■ Description of the task
Repeat every line below exactly as it reads.

___ Input data ___

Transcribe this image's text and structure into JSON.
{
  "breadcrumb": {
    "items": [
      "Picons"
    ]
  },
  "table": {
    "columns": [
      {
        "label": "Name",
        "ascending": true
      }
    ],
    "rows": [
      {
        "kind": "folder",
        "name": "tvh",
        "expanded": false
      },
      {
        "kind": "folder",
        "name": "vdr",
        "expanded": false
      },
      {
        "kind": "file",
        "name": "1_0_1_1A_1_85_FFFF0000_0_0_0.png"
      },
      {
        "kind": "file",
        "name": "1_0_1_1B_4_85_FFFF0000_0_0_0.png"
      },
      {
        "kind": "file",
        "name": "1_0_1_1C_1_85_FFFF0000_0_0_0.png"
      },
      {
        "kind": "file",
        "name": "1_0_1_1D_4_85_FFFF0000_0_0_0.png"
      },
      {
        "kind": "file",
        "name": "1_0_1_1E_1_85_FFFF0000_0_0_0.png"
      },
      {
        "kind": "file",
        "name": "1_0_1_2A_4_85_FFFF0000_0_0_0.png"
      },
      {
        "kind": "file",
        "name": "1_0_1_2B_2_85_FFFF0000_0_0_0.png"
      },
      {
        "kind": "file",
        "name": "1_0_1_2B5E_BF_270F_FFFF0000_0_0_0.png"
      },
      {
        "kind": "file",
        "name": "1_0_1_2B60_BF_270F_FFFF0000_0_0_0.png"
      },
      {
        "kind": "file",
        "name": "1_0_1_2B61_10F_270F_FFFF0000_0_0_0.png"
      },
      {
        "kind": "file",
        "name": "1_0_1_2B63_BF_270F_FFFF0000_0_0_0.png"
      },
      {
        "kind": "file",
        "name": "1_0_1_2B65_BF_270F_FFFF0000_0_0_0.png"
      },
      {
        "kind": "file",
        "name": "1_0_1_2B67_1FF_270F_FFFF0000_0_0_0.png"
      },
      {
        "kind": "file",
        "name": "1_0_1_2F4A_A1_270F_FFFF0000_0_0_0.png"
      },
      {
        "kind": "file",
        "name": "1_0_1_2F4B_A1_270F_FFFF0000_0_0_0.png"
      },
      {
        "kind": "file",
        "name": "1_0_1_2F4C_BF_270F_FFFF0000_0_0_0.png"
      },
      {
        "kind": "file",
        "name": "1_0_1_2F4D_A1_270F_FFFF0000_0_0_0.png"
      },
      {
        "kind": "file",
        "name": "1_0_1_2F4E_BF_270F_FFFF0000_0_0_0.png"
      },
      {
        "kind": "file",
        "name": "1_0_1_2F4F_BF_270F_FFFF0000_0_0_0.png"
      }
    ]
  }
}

___

■ Task response
Transcribe this image's text and structure into JSON.
{
  "breadcrumb": {
    "items": [
      "Picons"
    ]
  },
  "table": {
    "columns": [
      {
        "label": "Name",
        "ascending": true
      }
    ],
    "rows": [
      {
        "kind": "folder",
        "name": "tvh",
        "expanded": false
      },
      {
        "kind": "folder",
        "name": "vdr",
        "expanded": false
      },
      {
        "kind": "file",
        "name": "1_0_1_1A_1_85_FFFF0000_0_0_0.png"
      },
      {
        "kind": "file",
        "name": "1_0_1_1B_4_85_FFFF0000_0_0_0.png"
      },
      {
        "kind": "file",
        "name": "1_0_1_1C_1_85_FFFF0000_0_0_0.png"
      },
      {
        "kind": "file",
        "name": "1_0_1_1D_4_85_FFFF0000_0_0_0.png"
      },
      {
        "kind": "file",
        "name": "1_0_1_1E_1_85_FFFF0000_0_0_0.png"
      },
      {
        "kind": "file",
        "name": "1_0_1_2A_4_85_FFFF0000_0_0_0.png"
      },
      {
        "kind": "file",
        "name": "1_0_1_2B_2_85_FFFF0000_0_0_0.png"
      },
      {
        "kind": "file",
        "name": "1_0_1_2B5E_BF_270F_FFFF0000_0_0_0.png"
      },
      {
        "kind": "file",
        "name": "1_0_1_2B60_BF_270F_FFFF0000_0_0_0.png"
      },
      {
        "kind": "file",
        "name": "1_0_1_2B61_10F_270F_FFFF0000_0_0_0.png"
      },
      {
        "kind": "file",
        "name": "1_0_1_2B63_BF_270F_FFFF0000_0_0_0.png"
      },
      {
        "kind": "file",
        "name": "1_0_1_2B65_BF_270F_FFFF0000_0_0_0.png"
      },
      {
        "kind": "file",
        "name": "1_0_1_2B67_1FF_270F_FFFF0000_0_0_0.png"
      },
      {
        "kind": "file",
        "name": "1_0_1_2F4A_A1_270F_FFFF0000_0_0_0.png"
      },
      {
        "kind": "file",
        "name": "1_0_1_2F4B_A1_270F_FFFF0000_0_0_0.png"
      },
      {
        "kind": "file",
        "name": "1_0_1_2F4C_BF_270F_FFFF0000_0_0_0.png"
      },
      {
        "kind": "file",
        "name": "1_0_1_2F4D_A1_270F_FFFF0000_0_0_0.png"
      },
      {
        "kind": "file",
        "name": "1_0_1_2F4E_BF_270F_FFFF0000_0_0_0.png"
      },
      {
        "kind": "file",
        "name": "1_0_1_2F4F_BF_270F_FFFF0000_0_0_0.png"
      }
    ]
  }
}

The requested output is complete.